--- START TEXT SECTION ---
Can you talk about the residency you’re currently involved in? How is it furthering your work?

I spent two weeks at a farm in Burgundy, France. It was more self-imposed exile from London than residency, although we were pretty serious about going there to make work. Basically, four photographers and I find it really hard to make work within the hectic lifestyle of a metropolis. So, we decided to take refuge at our friend’s farmhouse and try to make some work there. It was quite interesting to work within the limitations of a detached place, and personally I found it quite liberating, as there was no pressure to produce. It was just fun making work with your friends, trying to experiment, and making things you wouldn’t necessarily normally do.

I ended up shooting quite a few portraits of my friends. I staged them into different roles and created a small series that is a sort of mock documentary about utopian society full of beautiful longhaired women living on a farm, shooting guns and stuff. I very much enjoyed working like that.

What is driving you?

I tend to work quite intuitively, initially concentrating on single images and only later I think how they could work together. Sometimes I am shocked how everything fits together in the end, without me initially understanding what exactly would be the end result of my work. I think that if you let go of any rational expectations about your work and create images instinctively or emotionally, they always somehow complement each other at the end because they are a genuine reflection of who you are and your interests in life. I think I’ve learnt a lot about myself, about things that fascinate me, through my photographs. There are things that even you don’t know about yourself or don’t think about them as a conscious choice, however they all make up who you are and I think that’s something that often comes up in people’s work. I am interested in photographers that don’t present only interesting subject matters in their work, but mainly their individual vision of themselves.
--- END TEXT SECTION ---
THE TASKS:
1/ Quote the photographer interview word for word, starting with the words "Can you talk" and stopping after "necessarily normally do.".
2/ Extend the photographer interview past its final sentence, keeping the same speaker and tone.
--- START DATA ---
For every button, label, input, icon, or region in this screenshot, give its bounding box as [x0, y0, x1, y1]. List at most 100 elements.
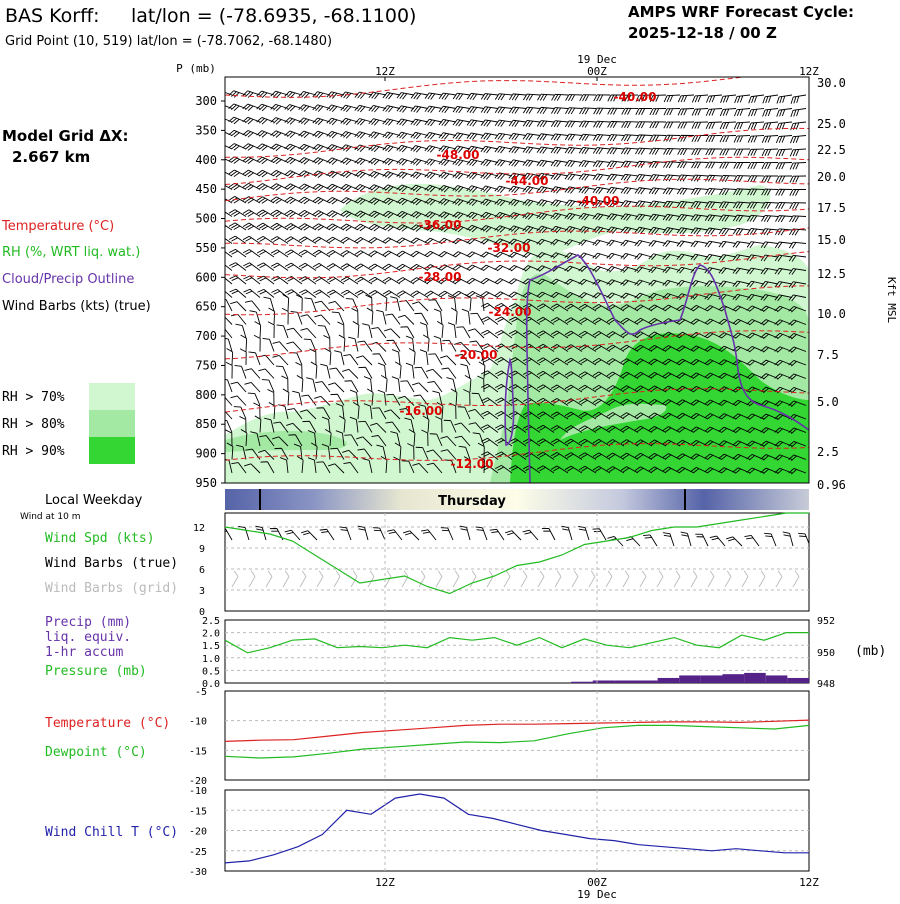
--- END DATA ---
REPLIES:
1/
Can you talk about the residency you’re currently involved in? How is it furthering your work?

I spent two weeks at a farm in Burgundy, France. It was more self-imposed exile from London than residency, although we were pretty serious about going there to make work. Basically, four photographers and I find it really hard to make work within the hectic lifestyle of a metropolis. So, we decided to take refuge at our friend’s farmhouse and try to make some work there. It was quite interesting to work within the limitations of a detached place, and personally I found it quite liberating, as there was no pressure to produce. It was just fun making work with your friends, trying to experiment, and making things you wouldn’t necessarily normally do.

2/
Can you describe the presentation of your website in further detail or how various projects are being organised? How are you choosing the words? (‘Melancholy’, ‘Museum’…)

I decided to restructure my website few months ago as I always found it a bit frustrating to work in clearly divided projects and present my work in separate portfolios. Now all my pictures are divided into dictionary terms that I interpret very freely and I often try to subvert viewer’s expectations of each term. The subject matter of most of my work is so ephemeral, and often I am the only connection between the individual pictures, that I find it much more liberating to present my work this way. This allows me to freely mix the terms, and when exhibiting my work I can create ever-changing combinations of images that each tell a slightly different story. Obviously there are works that were meant to be part of a series and they will always stay together as a group, such as Index of Time, a project I shot in a cave in the Czech Republic together with Peter Watkins.

The way I go about choosing the terms comes, once again, from the things that I find important, fascinating or that simply re-occur in my work. Each term is then accompanied either by my text, or with excerpts from literary works that somehow influence my work.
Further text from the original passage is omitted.